> **Passage provided**:
Start of Block

Yes Global variables need to be before the Setup() function. Local variables are not affected unless you split the function they are in which would not be sensible at any time.

I use classes and objects so I use a lot of tabs (two tabs for each class - one for the header file and one for the code file, .h and .cpp) one for the .pde file and one tab (.h) for general definitions of the project. I also use tabs to group some generic function not related to classes but the main program or for tests.

As an example I have 14 tabs for cr4's motor controller's 5 classes.

It may not worth for small projects but I am used to work this way since I've done a lot of C++ programming.

Hey, this is really great tip and feature of that IDE.   I've never used it.    It almost sounds like libraries but instead they are all subroutines within the same file.    Definitely large programs need something like this.

When it compiles the program, how does it order the routines, or is that problem a non-issue because each tab MUST be a standalone routine?    with 1 tab as the Main section, etc.

The order does not matter too much although I would definitely only use tabs for whole routines or groups of routines.

 

function calls, procedures or subroutines have a specific box that is then broken out into its own flowchart. So, if one were to flowchart their programs for the arduino and then use the flowchart to write the program, the tabs might actually make some sense.

You are missing the point. Flow charts are completely useless for large programs unless you are going to draw on the walls.

When you're program gets so big that you need to scroll through hundreds of lines of code to find one line then you need a way to quickly jump to the relevant piece of code.

Collapsable code does this by allowing you to collapse an entire function into one line and only have the sections you are working on expanded.

End of Block

> **Supplied data**:
Start of Block

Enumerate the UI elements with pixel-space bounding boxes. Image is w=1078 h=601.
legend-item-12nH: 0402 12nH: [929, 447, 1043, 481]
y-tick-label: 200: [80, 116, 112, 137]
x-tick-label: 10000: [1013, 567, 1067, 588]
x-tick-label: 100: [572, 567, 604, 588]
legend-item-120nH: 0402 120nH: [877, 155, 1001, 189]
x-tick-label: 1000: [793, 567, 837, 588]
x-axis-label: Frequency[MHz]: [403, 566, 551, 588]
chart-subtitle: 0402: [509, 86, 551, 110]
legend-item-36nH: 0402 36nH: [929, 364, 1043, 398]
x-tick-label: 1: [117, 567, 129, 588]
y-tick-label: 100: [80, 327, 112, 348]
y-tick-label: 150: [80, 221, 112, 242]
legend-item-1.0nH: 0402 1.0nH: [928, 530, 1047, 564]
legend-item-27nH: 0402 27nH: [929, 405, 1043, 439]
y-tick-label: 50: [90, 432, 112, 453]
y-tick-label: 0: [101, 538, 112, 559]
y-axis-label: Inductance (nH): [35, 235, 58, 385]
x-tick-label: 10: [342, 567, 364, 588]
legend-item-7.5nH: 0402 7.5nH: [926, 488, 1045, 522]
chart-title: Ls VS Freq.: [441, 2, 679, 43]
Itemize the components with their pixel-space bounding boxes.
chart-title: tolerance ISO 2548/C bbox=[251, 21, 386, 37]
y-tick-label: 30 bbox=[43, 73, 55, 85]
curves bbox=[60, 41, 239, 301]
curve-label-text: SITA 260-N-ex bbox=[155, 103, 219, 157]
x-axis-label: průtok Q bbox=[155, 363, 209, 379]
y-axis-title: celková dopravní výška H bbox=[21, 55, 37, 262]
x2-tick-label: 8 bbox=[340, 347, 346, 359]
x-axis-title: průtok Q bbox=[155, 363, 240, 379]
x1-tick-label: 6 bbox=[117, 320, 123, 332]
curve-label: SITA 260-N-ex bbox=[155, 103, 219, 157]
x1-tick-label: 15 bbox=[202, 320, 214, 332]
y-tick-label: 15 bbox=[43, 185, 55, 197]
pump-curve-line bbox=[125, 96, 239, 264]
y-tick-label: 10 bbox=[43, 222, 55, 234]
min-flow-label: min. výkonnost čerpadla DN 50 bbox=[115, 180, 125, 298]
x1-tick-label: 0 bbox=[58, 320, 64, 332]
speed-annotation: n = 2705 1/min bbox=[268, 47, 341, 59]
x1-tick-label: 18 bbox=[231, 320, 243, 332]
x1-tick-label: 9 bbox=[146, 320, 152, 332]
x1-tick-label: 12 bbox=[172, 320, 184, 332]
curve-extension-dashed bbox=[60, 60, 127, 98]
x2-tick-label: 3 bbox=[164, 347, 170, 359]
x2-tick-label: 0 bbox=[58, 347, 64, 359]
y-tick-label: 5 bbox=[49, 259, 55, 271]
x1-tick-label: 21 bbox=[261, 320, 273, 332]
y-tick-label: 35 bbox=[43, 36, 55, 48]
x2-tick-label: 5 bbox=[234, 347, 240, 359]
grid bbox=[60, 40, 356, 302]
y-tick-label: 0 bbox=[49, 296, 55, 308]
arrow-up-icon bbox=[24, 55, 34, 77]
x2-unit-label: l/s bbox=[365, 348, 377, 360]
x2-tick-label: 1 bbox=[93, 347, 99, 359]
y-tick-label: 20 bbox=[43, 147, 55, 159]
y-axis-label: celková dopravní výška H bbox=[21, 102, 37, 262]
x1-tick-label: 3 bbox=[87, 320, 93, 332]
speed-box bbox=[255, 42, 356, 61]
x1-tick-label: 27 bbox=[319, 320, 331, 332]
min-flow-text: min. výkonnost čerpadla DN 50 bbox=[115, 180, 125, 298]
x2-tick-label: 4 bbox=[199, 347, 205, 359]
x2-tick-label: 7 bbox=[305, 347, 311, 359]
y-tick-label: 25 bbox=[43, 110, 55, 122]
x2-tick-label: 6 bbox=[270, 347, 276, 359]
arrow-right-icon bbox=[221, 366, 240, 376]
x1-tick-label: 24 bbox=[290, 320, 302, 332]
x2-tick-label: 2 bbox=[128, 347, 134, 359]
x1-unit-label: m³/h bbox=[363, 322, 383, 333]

End of Block

> **Your objective**:
Copy the part of the forum discussion on using tabs in the Arduino IDE that opens with the words "When it compiles" and closes with "on the walls.".

> **Problem solution**:
When it compiles the program, how does it order the routines, or is that problem a non-issue because each tab MUST be a standalone routine?    with 1 tab as the Main section, etc.

The order does not matter too much although I would definitely only use tabs for whole routines or groups of routines.

 

function calls, procedures or subroutines have a specific box that is then broken out into its own flowchart. So, if one were to flowchart their programs for the arduino and then use the flowchart to write the program, the tabs might actually make some sense.

You are missing the point. Flow charts are completely useless for large programs unless you are going to draw on the walls.